--- Start of INPUT ---

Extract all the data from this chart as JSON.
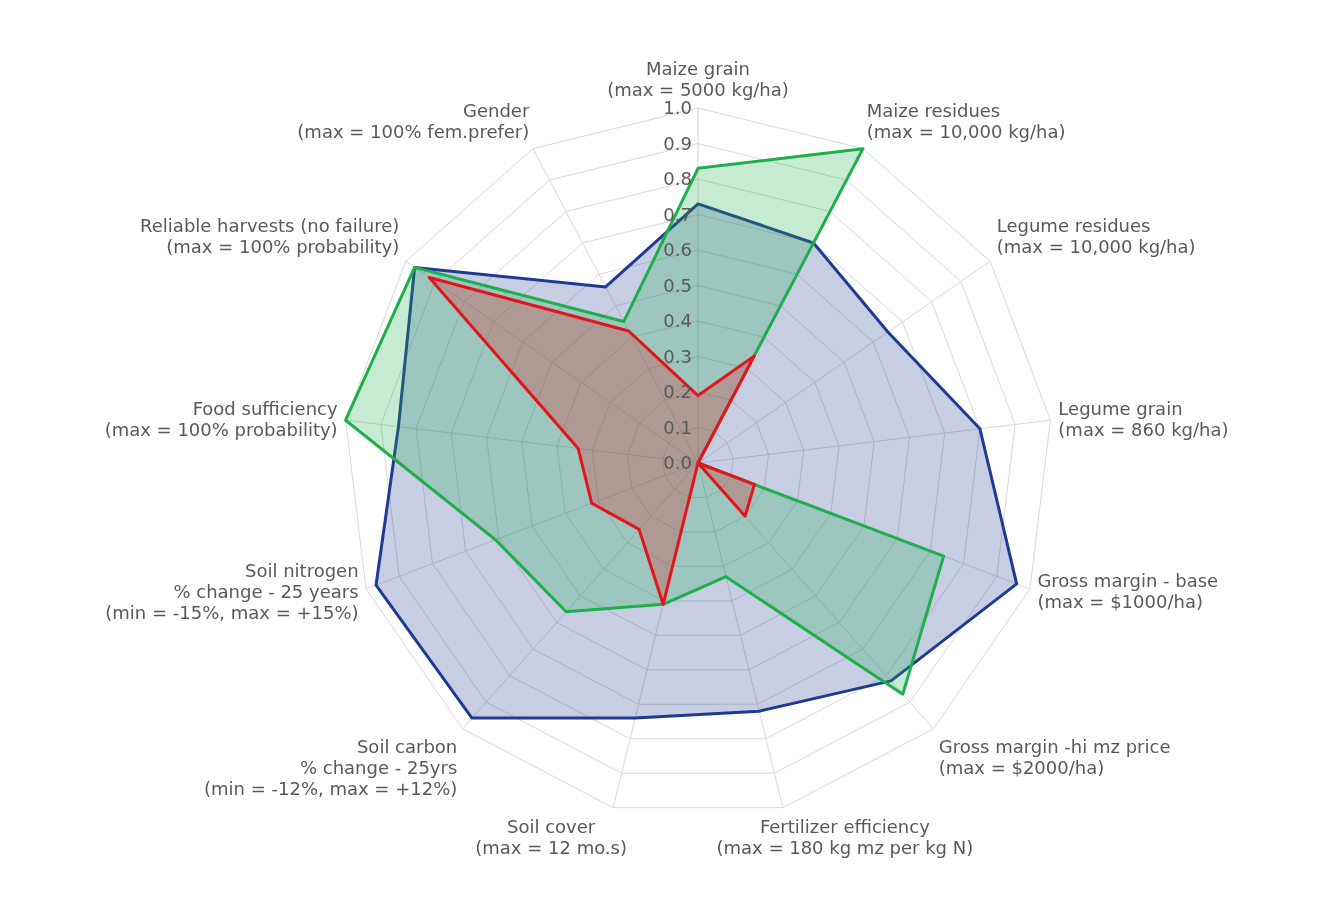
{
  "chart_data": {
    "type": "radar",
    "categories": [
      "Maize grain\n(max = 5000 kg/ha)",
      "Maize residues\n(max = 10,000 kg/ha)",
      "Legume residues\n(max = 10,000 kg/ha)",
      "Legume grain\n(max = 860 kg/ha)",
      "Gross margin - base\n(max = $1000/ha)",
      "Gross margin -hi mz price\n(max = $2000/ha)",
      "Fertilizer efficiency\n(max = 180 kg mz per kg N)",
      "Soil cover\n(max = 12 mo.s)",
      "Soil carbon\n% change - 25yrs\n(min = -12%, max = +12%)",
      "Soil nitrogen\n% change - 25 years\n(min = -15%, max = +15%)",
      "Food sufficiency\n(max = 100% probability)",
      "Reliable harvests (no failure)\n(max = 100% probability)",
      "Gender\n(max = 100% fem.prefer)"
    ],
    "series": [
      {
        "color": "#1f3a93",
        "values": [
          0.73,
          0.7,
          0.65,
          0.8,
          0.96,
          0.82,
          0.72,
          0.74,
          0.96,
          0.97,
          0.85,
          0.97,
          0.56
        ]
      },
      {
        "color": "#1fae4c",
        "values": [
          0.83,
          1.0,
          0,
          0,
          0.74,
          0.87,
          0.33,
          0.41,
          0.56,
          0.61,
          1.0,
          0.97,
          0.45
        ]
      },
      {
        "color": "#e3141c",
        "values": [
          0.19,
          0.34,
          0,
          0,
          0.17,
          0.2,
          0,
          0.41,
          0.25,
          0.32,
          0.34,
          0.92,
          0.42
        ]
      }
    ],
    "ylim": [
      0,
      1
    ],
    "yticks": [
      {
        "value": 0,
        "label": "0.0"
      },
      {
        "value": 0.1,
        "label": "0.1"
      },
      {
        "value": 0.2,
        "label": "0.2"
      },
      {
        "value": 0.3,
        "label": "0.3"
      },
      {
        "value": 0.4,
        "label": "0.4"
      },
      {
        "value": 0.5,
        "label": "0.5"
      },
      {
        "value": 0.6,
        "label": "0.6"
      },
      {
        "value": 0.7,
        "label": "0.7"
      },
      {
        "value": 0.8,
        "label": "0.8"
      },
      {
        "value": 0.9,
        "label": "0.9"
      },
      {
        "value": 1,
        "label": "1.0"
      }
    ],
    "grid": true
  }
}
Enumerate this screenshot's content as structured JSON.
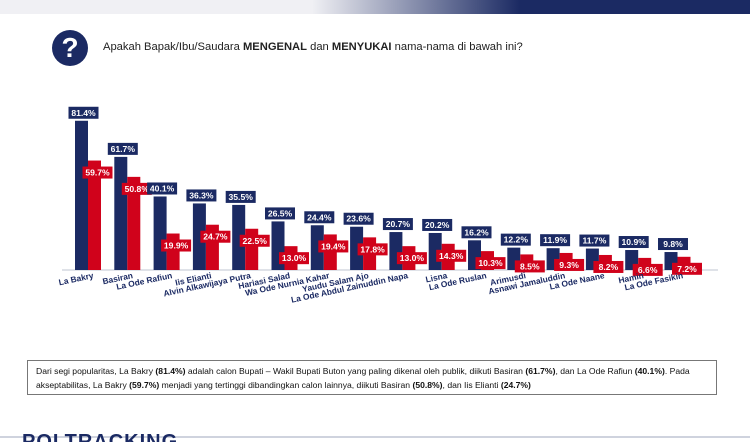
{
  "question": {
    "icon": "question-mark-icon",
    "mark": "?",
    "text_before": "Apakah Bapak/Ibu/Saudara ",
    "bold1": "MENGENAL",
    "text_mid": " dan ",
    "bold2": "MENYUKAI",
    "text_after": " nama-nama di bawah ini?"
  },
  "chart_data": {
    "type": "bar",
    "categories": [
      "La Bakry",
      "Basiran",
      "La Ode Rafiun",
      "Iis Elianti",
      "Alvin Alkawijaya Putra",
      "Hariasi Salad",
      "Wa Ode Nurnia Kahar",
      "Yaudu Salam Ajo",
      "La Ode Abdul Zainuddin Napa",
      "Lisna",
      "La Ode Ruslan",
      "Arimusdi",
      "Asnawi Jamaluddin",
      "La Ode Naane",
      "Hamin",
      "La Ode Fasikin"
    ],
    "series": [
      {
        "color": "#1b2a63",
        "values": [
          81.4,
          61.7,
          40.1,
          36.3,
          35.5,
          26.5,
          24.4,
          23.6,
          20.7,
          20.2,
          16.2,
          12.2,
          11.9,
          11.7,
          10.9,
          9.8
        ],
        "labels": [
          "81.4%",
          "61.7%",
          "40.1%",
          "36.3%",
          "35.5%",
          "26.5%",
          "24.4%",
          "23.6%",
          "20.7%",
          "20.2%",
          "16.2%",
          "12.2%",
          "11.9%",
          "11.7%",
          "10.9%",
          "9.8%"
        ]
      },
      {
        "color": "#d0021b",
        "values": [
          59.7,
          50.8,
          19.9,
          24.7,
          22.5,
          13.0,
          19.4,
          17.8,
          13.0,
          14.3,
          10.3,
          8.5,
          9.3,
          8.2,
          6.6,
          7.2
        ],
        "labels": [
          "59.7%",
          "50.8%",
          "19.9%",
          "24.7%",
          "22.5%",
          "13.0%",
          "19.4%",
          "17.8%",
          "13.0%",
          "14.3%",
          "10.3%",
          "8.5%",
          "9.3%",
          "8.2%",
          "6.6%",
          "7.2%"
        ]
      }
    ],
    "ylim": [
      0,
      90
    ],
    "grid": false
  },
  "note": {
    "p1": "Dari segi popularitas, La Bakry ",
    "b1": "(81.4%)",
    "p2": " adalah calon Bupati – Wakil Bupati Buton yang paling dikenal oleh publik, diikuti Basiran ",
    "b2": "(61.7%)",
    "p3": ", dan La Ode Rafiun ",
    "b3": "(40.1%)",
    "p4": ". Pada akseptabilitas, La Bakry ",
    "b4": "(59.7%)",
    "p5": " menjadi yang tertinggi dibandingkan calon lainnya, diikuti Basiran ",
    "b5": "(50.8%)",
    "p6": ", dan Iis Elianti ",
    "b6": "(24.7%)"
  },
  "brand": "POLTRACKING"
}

--- End of INPUT ---

## WHAT THIS TASK INVOLVES:
Copy the whole listing above word for word but do not carry over the pictures.

## THE ANSWER:
Extract all the data from this chart as JSON.
{
  "chart_data": {
    "type": "radar",
    "categories": [
      "Maize grain\n(max = 5000 kg/ha)",
      "Maize residues\n(max = 10,000 kg/ha)",
      "Legume residues\n(max = 10,000 kg/ha)",
      "Legume grain\n(max = 860 kg/ha)",
      "Gross margin - base\n(max = $1000/ha)",
      "Gross margin -hi mz price\n(max = $2000/ha)",
      "Fertilizer efficiency\n(max = 180 kg mz per kg N)",
      "Soil cover\n(max = 12 mo.s)",
      "Soil carbon\n% change - 25yrs\n(min = -12%, max = +12%)",
      "Soil nitrogen\n% change - 25 years\n(min = -15%, max = +15%)",
      "Food sufficiency\n(max = 100% probability)",
      "Reliable harvests (no failure)\n(max = 100% probability)",
      "Gender\n(max = 100% fem.prefer)"
    ],
    "series": [
      {
        "color": "#1f3a93",
        "values": [
          0.73,
          0.7,
          0.65,
          0.8,
          0.96,
          0.82,
          0.72,
          0.74,
          0.96,
          0.97,
          0.85,
          0.97,
          0.56
        ]
      },
      {
        "color": "#1fae4c",
        "values": [
          0.83,
          1.0,
          0,
          0,
          0.74,
          0.87,
          0.33,
          0.41,
          0.56,
          0.61,
          1.0,
          0.97,
          0.45
        ]
      },
      {
        "color": "#e3141c",
        "values": [
          0.19,
          0.34,
          0,
          0,
          0.17,
          0.2,
          0,
          0.41,
          0.25,
          0.32,
          0.34,
          0.92,
          0.42
        ]
      }
    ],
    "ylim": [
      0,
      1
    ],
    "yticks": [
      {
        "value": 0,
        "label": "0.0"
      },
      {
        "value": 0.1,
        "label": "0.1"
      },
      {
        "value": 0.2,
        "label": "0.2"
      },
      {
        "value": 0.3,
        "label": "0.3"
      },
      {
        "value": 0.4,
        "label": "0.4"
      },
      {
        "value": 0.5,
        "label": "0.5"
      },
      {
        "value": 0.6,
        "label": "0.6"
      },
      {
        "value": 0.7,
        "label": "0.7"
      },
      {
        "value": 0.8,
        "label": "0.8"
      },
      {
        "value": 0.9,
        "label": "0.9"
      },
      {
        "value": 1,
        "label": "1.0"
      }
    ],
    "grid": true
  }
}
Enumerate this screenshot's content as structured JSON.
{
  "question": {
    "icon": "question-mark-icon",
    "mark": "?",
    "text_before": "Apakah Bapak/Ibu/Saudara ",
    "bold1": "MENGENAL",
    "text_mid": " dan ",
    "bold2": "MENYUKAI",
    "text_after": " nama-nama di bawah ini?"
  },
  "chart_data": {
    "type": "bar",
    "categories": [
      "La Bakry",
      "Basiran",
      "La Ode Rafiun",
      "Iis Elianti",
      "Alvin Alkawijaya Putra",
      "Hariasi Salad",
      "Wa Ode Nurnia Kahar",
      "Yaudu Salam Ajo",
      "La Ode Abdul Zainuddin Napa",
      "Lisna",
      "La Ode Ruslan",
      "Arimusdi",
      "Asnawi Jamaluddin",
      "La Ode Naane",
      "Hamin",
      "La Ode Fasikin"
    ],
    "series": [
      {
        "color": "#1b2a63",
        "values": [
          81.4,
          61.7,
          40.1,
          36.3,
          35.5,
          26.5,
          24.4,
          23.6,
          20.7,
          20.2,
          16.2,
          12.2,
          11.9,
          11.7,
          10.9,
          9.8
        ],
        "labels": [
          "81.4%",
          "61.7%",
          "40.1%",
          "36.3%",
          "35.5%",
          "26.5%",
          "24.4%",
          "23.6%",
          "20.7%",
          "20.2%",
          "16.2%",
          "12.2%",
          "11.9%",
          "11.7%",
          "10.9%",
          "9.8%"
        ]
      },
      {
        "color": "#d0021b",
        "values": [
          59.7,
          50.8,
          19.9,
          24.7,
          22.5,
          13.0,
          19.4,
          17.8,
          13.0,
          14.3,
          10.3,
          8.5,
          9.3,
          8.2,
          6.6,
          7.2
        ],
        "labels": [
          "59.7%",
          "50.8%",
          "19.9%",
          "24.7%",
          "22.5%",
          "13.0%",
          "19.4%",
          "17.8%",
          "13.0%",
          "14.3%",
          "10.3%",
          "8.5%",
          "9.3%",
          "8.2%",
          "6.6%",
          "7.2%"
        ]
      }
    ],
    "ylim": [
      0,
      90
    ],
    "grid": false
  },
  "note": {
    "p1": "Dari segi popularitas, La Bakry ",
    "b1": "(81.4%)",
    "p2": " adalah calon Bupati – Wakil Bupati Buton yang paling dikenal oleh publik, diikuti Basiran ",
    "b2": "(61.7%)",
    "p3": ", dan La Ode Rafiun ",
    "b3": "(40.1%)",
    "p4": ". Pada akseptabilitas, La Bakry ",
    "b4": "(59.7%)",
    "p5": " menjadi yang tertinggi dibandingkan calon lainnya, diikuti Basiran ",
    "b5": "(50.8%)",
    "p6": ", dan Iis Elianti ",
    "b6": "(24.7%)"
  },
  "brand": "POLTRACKING"
}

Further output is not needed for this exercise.